Enunciado: Retoma el artículo sobre los empleados de la gran banca y sigue escribiéndolo a partir de su última frase.

Fragmento proporcionado:
========================
Los trabajadores de los grandes bancos de golpe han descubierto que también son clase obrera

Después de innumerables fusiones, actualmente podríamos hablar de que quedan tres bancos —que no cajas— de los que llamamos grandes: BBVA, Santander-Sabadell y CaixaBank. Entre ellos hay una guerra para ver quién se lleva la mayor parte del pastel y envían a las trincheras a los trabajadores para pelearse con la ciudadanía. "Somos los que pagamos los platos rotos, cuando el cliente llega a nosotros lleva acumulada la rabia de mucho rato haciendo cola y el enfado de la estafa de las preferentes de hace diez años", aseguran. "Se ha creado el estigma de que somos gente adinerada y poco empática, llevamos tiempo aguantando insultos a la cara y, a pesar de todo, todavía hay compañeros de trabajo que creen que lo que hacemos tiene sentido, pero la verdad es que cada vez tiene menos".

Los trabajadores de los grandes bancos de golpe han descubierto que también son clase obrera. Quizás no tanto por el sueldo, claro está, pero ahora ya sí por el (mal)trato que les dispensa su dirección. Bienvenidos. Hace años parecían intocables y vivían dentro de un mundo de cierto bienestar, alejado de las penurias de la clase trabajadora en general, con otros oficios y salarios. Convendremos que la estabilidad de la que disfrutaban era cómoda. En los últimos años, sin embargo, han visto reducida su, llamémosle así, tranquilidad laboral y han empezado a manifestarse y abrir los ojos: los altos responsables de las entidades financieras menosprecian al trabajador y, de rebote, al cliente. Por lo tanto, cuando entramos en una oficina, las personas que nos encontramos detrás del mostrador (barandilla) empiezan a ser víctimas del propio sistema que no hace tanto las hacía sentir protegidas.
========================
Datos de partida:
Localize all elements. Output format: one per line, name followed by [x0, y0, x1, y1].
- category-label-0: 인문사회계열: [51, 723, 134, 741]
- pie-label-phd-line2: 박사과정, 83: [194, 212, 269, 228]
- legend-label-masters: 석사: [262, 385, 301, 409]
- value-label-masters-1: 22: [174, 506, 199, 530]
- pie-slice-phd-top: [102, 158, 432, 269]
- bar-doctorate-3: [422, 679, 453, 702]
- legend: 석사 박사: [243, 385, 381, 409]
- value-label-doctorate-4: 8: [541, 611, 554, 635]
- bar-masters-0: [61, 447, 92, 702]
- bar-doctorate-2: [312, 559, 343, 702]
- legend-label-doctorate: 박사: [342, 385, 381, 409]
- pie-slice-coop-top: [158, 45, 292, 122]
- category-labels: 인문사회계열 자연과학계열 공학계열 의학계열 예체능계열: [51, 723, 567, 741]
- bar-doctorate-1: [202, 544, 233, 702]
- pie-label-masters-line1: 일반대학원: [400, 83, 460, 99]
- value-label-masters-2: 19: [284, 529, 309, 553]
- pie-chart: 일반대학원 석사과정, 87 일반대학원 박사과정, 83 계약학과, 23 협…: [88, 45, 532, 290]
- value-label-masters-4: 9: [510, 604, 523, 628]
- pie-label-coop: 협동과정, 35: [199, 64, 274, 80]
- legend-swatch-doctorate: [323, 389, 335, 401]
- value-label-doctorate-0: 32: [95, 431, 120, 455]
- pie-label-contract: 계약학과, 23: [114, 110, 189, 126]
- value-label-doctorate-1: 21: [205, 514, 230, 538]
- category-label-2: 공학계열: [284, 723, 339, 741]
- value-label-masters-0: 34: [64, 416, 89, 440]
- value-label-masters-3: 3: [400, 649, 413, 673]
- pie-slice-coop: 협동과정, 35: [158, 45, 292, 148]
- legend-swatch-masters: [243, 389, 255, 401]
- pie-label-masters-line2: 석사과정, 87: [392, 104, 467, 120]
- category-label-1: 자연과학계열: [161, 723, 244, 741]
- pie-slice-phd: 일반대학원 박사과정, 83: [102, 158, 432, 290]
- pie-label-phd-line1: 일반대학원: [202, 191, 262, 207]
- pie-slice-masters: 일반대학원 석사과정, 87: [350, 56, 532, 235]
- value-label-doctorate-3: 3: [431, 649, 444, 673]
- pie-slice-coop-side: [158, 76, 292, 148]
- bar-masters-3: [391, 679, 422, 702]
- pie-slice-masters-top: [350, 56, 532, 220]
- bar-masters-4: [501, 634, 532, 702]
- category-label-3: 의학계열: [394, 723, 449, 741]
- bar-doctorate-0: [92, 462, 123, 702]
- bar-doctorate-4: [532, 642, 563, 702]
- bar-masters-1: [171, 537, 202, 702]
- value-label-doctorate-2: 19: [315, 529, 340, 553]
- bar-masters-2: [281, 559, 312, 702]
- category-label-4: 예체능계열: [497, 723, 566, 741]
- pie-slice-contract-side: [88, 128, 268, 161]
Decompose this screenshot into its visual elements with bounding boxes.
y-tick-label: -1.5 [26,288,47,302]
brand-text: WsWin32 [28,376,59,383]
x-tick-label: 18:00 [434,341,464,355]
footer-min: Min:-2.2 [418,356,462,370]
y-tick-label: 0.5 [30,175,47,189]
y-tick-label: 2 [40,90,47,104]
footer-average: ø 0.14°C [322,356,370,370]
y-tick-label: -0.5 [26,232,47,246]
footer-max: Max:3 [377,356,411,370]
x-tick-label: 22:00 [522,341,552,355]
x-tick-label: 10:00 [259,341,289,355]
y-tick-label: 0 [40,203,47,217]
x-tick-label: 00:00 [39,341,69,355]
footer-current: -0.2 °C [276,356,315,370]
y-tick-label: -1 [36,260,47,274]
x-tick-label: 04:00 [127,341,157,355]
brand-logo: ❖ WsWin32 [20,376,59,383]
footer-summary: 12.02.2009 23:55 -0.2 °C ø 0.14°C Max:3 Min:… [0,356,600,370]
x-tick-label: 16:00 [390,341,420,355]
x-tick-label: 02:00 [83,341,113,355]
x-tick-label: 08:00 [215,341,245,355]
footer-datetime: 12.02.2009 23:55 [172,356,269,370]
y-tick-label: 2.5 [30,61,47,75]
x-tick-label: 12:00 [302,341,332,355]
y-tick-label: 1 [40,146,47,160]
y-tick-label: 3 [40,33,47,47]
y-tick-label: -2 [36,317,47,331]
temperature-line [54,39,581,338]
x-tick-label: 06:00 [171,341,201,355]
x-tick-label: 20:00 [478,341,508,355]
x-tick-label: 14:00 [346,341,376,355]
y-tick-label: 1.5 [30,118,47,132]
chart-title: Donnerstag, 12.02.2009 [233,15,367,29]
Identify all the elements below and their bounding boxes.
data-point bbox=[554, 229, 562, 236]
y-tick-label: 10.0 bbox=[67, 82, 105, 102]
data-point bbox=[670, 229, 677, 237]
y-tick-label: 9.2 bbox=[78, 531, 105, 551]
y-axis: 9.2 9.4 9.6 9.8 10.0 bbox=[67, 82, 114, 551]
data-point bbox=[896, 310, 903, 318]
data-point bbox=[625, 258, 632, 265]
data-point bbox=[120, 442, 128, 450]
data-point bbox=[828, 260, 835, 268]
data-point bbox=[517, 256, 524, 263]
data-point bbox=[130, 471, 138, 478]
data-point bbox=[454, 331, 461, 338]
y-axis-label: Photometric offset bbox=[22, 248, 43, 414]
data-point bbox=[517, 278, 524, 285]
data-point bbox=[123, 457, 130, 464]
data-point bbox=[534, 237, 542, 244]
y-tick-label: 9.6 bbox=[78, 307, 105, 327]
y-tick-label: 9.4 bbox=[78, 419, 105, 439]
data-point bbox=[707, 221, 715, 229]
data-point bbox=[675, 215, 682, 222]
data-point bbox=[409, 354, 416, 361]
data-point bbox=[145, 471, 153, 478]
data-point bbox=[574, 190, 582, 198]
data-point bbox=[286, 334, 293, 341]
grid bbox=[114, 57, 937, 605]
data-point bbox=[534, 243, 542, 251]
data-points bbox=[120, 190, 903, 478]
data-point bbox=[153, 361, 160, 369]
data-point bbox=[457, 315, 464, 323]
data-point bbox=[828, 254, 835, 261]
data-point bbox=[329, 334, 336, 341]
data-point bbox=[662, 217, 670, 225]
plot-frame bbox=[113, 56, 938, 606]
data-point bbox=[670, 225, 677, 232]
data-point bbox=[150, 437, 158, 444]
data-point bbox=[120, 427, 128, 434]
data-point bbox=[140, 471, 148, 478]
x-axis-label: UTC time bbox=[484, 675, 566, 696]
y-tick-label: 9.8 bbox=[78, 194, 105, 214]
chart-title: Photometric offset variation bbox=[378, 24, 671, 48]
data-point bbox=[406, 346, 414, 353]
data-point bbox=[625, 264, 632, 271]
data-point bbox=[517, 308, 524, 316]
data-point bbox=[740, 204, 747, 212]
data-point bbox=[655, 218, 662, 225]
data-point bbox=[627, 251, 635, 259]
========================
Respuesta:
"Un médico no es responsable de las listas de espera, como un peón del banco no es culpable de la perversión del sistema financiero"

"Antes —continúa Jaume— con nuestro ordenador y con el cliente en frente podíamos resolver muchas más gestiones que ahora nos han quitado. Aquel trámite que yo le podía hacer en un minuto, ahora me obligan a que le enseñe a hacérselo él mismo por el cajero o por el móvil y eso me ocupa un cuarto de hora". La estadística después dirá que "aquellos 14 minutos de diferencia los pierdo y que he bajado la productividad". Jaume es lo que se conoce como un welcome (y venga con las palabras en inglés, para parecer todo más moderno), es decir: la persona de pie que recibe a todo el mundo que entra en la oficina. "No tenemos silla, ni normalmente taburete, ni acceso a pantalla de ordenador, ni lugar donde apoyar los brazos", se lamenta. Son como recepcionistas de hotel: sobre el papel sólo tendrían que orientar a quien entra y dirigirlo al experto de turno, pero en la práctica son los que tienen que tapar todos los escapes. "Tenemos ganas de dar servicio pero el sistema no nos deja", concluye.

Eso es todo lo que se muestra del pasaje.